Dataset items:
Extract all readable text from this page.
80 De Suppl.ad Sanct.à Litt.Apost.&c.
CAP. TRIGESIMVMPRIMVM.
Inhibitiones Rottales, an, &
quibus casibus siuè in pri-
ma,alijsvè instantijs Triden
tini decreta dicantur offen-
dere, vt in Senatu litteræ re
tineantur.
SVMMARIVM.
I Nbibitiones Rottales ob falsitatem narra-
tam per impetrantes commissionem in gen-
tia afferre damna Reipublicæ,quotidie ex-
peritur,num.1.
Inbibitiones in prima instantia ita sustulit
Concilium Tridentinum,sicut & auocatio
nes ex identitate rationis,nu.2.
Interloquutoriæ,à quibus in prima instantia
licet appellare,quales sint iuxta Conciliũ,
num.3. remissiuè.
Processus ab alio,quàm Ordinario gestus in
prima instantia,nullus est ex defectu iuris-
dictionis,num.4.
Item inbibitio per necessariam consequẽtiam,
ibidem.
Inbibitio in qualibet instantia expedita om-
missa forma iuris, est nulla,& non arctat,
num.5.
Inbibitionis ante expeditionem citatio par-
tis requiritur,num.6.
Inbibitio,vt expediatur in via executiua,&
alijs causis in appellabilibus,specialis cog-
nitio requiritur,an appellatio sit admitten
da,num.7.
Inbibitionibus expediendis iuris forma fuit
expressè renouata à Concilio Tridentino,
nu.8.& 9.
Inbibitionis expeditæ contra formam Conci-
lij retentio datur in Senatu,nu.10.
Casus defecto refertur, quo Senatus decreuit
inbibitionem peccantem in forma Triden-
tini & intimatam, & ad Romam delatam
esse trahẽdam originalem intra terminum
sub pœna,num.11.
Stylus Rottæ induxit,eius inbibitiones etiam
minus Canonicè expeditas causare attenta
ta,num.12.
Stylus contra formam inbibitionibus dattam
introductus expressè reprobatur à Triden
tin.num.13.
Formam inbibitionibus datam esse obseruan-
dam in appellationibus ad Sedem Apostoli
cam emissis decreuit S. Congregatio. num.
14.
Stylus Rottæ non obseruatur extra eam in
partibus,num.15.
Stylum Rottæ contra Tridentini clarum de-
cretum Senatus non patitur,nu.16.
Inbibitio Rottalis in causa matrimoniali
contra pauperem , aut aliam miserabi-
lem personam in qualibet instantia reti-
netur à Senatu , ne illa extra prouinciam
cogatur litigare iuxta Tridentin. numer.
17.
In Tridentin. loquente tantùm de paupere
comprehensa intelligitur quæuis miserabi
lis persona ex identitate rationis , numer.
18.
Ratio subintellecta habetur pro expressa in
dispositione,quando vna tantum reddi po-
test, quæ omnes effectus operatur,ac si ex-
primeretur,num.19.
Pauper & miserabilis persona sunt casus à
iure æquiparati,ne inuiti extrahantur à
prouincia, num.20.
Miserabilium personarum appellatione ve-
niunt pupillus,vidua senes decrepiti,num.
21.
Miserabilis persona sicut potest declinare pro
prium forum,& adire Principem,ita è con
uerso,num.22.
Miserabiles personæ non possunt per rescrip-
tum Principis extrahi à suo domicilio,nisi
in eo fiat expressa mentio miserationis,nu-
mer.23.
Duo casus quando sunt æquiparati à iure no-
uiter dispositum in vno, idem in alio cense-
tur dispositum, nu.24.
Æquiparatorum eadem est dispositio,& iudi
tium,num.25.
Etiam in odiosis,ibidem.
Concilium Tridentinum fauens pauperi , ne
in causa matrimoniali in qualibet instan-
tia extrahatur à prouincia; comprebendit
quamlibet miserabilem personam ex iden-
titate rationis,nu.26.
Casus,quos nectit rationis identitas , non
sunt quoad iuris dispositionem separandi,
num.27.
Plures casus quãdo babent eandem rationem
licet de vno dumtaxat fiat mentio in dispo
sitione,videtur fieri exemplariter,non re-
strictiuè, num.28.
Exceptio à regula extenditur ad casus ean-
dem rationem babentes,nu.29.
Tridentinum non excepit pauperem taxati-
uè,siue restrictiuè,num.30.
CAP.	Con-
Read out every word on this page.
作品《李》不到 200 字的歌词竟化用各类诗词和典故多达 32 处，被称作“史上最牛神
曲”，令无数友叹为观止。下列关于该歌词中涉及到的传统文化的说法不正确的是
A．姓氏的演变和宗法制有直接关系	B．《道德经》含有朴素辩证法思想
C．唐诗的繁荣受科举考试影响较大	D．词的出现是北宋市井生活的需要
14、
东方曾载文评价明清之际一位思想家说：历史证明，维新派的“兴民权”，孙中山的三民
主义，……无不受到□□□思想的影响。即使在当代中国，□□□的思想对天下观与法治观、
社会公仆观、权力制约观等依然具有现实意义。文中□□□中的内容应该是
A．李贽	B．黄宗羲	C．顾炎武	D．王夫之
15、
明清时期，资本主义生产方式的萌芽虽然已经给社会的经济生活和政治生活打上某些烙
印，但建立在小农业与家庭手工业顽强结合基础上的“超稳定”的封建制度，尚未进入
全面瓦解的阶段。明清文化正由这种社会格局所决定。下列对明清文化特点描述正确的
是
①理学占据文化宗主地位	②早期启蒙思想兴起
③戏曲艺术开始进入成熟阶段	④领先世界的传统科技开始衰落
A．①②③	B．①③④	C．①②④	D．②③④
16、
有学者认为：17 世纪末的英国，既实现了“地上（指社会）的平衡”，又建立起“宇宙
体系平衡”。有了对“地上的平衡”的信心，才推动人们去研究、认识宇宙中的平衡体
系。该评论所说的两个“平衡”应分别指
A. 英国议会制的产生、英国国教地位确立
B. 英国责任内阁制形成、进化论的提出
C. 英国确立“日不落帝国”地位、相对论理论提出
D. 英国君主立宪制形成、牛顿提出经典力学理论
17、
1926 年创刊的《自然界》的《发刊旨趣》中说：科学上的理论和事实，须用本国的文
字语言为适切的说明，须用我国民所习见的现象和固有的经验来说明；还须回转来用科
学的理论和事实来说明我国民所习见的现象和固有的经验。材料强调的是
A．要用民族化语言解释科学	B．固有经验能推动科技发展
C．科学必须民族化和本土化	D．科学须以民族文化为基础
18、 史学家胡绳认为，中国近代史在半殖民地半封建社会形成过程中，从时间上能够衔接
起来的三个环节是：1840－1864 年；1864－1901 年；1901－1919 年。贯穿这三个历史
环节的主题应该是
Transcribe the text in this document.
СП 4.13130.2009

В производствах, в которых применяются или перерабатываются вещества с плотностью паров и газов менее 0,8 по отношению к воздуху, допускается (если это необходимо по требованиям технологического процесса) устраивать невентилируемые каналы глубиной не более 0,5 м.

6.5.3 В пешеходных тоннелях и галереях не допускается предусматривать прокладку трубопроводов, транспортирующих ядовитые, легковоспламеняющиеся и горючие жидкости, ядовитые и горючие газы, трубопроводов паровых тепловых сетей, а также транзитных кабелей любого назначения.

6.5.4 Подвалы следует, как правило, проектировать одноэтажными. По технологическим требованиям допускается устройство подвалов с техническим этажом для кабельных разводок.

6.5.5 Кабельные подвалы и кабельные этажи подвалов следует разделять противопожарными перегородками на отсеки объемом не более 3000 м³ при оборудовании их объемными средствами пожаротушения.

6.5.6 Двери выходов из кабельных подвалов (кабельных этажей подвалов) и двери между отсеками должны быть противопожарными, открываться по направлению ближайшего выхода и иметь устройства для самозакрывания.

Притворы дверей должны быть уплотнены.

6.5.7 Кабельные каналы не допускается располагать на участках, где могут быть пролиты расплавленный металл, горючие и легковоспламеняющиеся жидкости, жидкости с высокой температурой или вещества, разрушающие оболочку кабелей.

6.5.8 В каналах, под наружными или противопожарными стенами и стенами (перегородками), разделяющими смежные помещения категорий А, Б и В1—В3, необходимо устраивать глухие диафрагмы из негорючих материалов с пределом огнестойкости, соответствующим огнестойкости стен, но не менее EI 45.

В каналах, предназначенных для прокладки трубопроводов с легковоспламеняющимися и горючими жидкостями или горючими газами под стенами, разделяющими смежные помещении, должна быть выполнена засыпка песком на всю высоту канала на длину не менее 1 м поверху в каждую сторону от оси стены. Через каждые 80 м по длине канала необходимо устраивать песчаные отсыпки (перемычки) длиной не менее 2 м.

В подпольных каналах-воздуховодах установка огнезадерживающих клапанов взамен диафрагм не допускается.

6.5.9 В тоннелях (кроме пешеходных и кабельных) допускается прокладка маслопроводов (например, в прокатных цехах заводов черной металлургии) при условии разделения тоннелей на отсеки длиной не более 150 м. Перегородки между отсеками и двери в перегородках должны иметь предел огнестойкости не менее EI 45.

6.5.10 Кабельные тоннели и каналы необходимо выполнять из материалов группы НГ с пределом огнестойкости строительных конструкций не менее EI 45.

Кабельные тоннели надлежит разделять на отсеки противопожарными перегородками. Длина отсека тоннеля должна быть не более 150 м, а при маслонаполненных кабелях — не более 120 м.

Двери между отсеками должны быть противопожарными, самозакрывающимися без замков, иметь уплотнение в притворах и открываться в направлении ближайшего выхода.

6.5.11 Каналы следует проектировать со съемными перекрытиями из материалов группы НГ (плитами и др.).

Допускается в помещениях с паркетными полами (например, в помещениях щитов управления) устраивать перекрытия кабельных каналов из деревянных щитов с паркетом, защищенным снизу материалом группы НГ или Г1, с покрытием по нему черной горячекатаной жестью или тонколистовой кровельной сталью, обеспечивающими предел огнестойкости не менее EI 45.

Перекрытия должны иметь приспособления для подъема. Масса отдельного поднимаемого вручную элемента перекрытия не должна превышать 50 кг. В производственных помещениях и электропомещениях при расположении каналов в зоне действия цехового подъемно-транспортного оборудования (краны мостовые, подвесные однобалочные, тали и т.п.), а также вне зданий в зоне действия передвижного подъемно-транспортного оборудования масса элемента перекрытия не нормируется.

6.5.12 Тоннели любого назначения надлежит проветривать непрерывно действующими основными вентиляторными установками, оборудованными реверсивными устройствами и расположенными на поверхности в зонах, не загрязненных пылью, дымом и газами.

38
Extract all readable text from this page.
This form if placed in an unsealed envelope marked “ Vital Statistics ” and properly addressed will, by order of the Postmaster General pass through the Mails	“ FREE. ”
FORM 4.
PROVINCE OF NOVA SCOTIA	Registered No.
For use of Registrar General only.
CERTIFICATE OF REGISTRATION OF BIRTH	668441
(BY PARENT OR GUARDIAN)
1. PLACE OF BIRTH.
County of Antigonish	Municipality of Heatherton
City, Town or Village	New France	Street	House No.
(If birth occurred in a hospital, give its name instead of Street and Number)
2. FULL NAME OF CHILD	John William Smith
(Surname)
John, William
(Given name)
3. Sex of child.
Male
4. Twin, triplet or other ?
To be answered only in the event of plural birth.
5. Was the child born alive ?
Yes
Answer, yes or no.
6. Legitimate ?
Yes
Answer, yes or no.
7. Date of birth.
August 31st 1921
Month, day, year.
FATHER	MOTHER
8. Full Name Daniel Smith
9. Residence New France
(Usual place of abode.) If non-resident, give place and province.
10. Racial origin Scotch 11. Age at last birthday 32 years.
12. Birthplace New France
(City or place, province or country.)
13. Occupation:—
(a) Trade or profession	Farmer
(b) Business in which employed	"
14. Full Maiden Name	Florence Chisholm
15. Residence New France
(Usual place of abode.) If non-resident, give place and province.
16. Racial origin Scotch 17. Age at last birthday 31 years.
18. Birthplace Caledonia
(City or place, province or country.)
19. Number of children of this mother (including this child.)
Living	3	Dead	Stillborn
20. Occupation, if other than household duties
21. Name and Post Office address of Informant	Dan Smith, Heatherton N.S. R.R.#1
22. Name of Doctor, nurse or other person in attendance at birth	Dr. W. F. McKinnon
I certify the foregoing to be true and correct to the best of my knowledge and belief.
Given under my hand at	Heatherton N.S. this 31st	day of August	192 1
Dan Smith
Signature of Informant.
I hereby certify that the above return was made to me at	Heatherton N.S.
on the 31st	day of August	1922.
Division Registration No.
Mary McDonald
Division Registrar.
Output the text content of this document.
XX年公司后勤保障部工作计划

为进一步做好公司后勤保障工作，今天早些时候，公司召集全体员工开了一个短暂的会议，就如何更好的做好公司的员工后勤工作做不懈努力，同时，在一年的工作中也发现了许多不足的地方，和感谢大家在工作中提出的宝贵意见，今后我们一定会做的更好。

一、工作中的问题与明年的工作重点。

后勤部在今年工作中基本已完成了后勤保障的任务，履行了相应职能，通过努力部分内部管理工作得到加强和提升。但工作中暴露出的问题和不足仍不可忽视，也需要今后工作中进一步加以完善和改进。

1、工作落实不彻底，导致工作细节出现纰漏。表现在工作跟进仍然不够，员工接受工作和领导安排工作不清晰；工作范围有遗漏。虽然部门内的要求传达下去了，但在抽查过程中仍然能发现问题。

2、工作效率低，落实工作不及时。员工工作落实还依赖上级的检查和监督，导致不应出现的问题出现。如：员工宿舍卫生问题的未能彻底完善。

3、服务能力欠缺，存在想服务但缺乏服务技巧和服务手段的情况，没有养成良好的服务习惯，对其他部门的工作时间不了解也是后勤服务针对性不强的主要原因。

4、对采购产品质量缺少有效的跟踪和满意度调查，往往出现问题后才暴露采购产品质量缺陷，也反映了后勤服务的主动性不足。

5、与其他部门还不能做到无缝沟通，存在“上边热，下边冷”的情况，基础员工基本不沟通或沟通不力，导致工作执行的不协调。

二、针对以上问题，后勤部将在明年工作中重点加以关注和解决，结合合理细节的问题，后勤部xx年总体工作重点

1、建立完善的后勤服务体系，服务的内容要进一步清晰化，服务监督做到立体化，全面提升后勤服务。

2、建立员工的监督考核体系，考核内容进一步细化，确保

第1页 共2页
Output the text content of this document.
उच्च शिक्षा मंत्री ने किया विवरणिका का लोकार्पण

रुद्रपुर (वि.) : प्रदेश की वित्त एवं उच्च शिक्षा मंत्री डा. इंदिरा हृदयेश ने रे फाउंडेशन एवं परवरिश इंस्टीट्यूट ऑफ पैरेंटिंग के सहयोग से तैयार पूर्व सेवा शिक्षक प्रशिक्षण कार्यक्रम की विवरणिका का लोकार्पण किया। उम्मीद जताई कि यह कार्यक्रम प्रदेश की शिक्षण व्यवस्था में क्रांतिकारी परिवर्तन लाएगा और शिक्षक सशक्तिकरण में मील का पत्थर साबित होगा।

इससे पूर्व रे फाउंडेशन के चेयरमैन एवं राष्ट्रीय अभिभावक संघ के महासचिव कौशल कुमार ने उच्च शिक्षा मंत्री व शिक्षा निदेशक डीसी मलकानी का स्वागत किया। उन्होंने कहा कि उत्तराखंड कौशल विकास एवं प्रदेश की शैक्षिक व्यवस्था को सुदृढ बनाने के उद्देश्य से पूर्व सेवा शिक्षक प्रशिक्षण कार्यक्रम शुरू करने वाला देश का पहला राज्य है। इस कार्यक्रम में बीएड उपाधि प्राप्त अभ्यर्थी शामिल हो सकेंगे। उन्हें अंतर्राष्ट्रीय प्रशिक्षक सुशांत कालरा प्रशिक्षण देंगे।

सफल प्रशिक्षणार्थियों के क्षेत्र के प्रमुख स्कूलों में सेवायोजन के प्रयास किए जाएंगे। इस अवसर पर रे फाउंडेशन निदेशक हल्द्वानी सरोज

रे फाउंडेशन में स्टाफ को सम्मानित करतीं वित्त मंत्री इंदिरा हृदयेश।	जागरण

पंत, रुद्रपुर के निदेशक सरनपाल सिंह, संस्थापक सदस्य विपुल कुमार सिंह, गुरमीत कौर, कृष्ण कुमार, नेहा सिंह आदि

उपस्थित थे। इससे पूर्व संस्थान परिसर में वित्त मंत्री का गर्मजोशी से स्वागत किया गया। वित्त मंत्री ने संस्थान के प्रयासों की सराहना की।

SET EXERCISE: Your task is to pick out every line with the string "rationem" and copy it.

REPLY TO THE EXERCISE:
Plures casus quãdo babent eandem rationem
dem rationem babentes,nu.29.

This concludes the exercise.